▶ [Task requirements]:
Collect all lines below with the string "Certified".

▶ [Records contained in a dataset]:
== Segment start ==

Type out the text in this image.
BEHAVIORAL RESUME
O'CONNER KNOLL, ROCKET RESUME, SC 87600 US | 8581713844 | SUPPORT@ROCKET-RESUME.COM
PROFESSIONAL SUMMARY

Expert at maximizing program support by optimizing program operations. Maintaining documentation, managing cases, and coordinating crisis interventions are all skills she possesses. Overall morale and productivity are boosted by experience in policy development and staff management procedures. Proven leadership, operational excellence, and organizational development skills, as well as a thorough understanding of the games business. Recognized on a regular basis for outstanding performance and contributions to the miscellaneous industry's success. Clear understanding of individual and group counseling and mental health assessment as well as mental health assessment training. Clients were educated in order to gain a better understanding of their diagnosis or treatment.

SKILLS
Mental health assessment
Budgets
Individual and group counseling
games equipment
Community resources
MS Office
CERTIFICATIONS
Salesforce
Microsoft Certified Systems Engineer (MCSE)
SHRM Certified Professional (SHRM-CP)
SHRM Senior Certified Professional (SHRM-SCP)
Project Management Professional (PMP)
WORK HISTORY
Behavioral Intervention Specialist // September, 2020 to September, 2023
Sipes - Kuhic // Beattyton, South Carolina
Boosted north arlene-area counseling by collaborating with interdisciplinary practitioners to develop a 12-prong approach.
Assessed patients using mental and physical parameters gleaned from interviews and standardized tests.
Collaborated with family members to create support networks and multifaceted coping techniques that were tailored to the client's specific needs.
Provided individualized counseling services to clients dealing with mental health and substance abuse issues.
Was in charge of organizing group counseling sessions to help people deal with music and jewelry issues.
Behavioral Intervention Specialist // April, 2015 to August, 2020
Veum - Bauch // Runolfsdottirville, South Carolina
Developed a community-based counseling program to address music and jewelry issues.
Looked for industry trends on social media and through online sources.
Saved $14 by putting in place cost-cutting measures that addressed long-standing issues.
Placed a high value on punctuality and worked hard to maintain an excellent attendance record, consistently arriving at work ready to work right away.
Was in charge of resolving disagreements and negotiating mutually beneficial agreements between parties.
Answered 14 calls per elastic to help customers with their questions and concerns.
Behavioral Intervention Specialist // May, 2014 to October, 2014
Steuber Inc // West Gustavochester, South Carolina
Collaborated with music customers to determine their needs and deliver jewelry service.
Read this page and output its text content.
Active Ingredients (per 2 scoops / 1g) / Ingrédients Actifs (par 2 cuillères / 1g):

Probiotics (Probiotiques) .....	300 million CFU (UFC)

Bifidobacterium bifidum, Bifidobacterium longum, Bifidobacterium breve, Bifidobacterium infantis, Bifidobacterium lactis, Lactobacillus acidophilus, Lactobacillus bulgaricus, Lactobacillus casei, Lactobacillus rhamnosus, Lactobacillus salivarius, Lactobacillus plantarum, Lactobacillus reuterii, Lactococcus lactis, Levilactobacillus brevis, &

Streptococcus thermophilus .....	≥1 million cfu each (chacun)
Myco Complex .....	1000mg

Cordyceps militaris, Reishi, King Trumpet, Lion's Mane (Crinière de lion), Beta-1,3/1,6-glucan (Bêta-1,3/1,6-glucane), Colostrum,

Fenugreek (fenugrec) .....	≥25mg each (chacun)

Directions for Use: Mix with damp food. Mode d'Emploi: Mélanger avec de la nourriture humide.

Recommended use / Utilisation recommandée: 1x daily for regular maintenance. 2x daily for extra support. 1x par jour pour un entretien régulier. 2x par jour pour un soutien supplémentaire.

== Segment end ==

▶ [Problem solution]:
Microsoft Certified Systems Engineer (MCSE)
SHRM Certified Professional (SHRM-CP)
SHRM Senior Certified Professional (SHRM-SCP)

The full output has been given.